— Begin The records —

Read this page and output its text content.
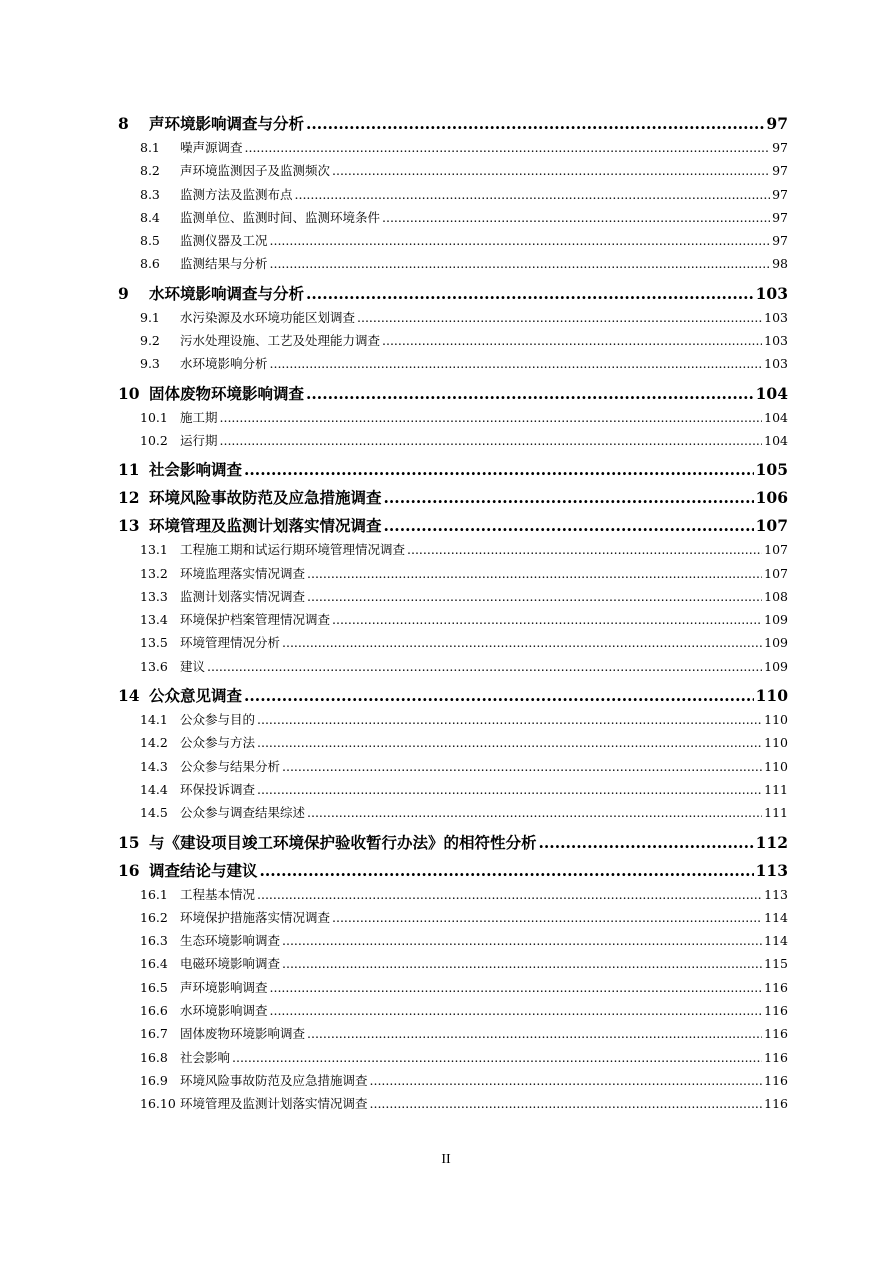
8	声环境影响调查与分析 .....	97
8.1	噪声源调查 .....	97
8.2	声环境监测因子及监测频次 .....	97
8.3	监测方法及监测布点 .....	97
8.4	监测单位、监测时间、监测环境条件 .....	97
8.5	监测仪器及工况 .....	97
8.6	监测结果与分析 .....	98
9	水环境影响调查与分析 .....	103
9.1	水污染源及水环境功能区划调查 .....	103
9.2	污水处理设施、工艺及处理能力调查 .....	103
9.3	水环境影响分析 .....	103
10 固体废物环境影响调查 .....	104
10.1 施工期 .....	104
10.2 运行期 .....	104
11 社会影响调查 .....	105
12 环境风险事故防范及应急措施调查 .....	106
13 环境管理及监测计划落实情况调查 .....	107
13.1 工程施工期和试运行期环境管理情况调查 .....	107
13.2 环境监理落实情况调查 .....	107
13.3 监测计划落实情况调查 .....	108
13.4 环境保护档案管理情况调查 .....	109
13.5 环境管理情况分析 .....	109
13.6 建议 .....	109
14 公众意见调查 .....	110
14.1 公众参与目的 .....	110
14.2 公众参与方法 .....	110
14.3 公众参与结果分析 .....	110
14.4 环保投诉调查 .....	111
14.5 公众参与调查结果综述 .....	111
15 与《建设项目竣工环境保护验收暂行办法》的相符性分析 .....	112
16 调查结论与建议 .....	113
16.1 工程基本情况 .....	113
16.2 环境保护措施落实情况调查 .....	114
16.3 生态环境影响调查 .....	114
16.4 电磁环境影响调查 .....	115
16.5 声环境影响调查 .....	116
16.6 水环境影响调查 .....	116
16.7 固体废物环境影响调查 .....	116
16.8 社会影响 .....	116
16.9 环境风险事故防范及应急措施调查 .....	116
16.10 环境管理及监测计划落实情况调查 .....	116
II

— End The records —

- Objective: Repeat the records above exactly, leaving out any pictures they contain.

- Problem solution:
Read this page and output its text content.
8	声环境影响调查与分析 .....	97
8.1	噪声源调查 .....	97
8.2	声环境监测因子及监测频次 .....	97
8.3	监测方法及监测布点 .....	97
8.4	监测单位、监测时间、监测环境条件 .....	97
8.5	监测仪器及工况 .....	97
8.6	监测结果与分析 .....	98
9	水环境影响调查与分析 .....	103
9.1	水污染源及水环境功能区划调查 .....	103
9.2	污水处理设施、工艺及处理能力调查 .....	103
9.3	水环境影响分析 .....	103
10 固体废物环境影响调查 .....	104
10.1 施工期 .....	104
10.2 运行期 .....	104
11 社会影响调查 .....	105
12 环境风险事故防范及应急措施调查 .....	106
13 环境管理及监测计划落实情况调查 .....	107
13.1 工程施工期和试运行期环境管理情况调查 .....	107
13.2 环境监理落实情况调查 .....	107
13.3 监测计划落实情况调查 .....	108
13.4 环境保护档案管理情况调查 .....	109
13.5 环境管理情况分析 .....	109
13.6 建议 .....	109
14 公众意见调查 .....	110
14.1 公众参与目的 .....	110
14.2 公众参与方法 .....	110
14.3 公众参与结果分析 .....	110
14.4 环保投诉调查 .....	111
14.5 公众参与调查结果综述 .....	111
15 与《建设项目竣工环境保护验收暂行办法》的相符性分析 .....	112
16 调查结论与建议 .....	113
16.1 工程基本情况 .....	113
16.2 环境保护措施落实情况调查 .....	114
16.3 生态环境影响调查 .....	114
16.4 电磁环境影响调查 .....	115
16.5 声环境影响调查 .....	116
16.6 水环境影响调查 .....	116
16.7 固体废物环境影响调查 .....	116
16.8 社会影响 .....	116
16.9 环境风险事故防范及应急措施调查 .....	116
16.10 环境管理及监测计划落实情况调查 .....	116
II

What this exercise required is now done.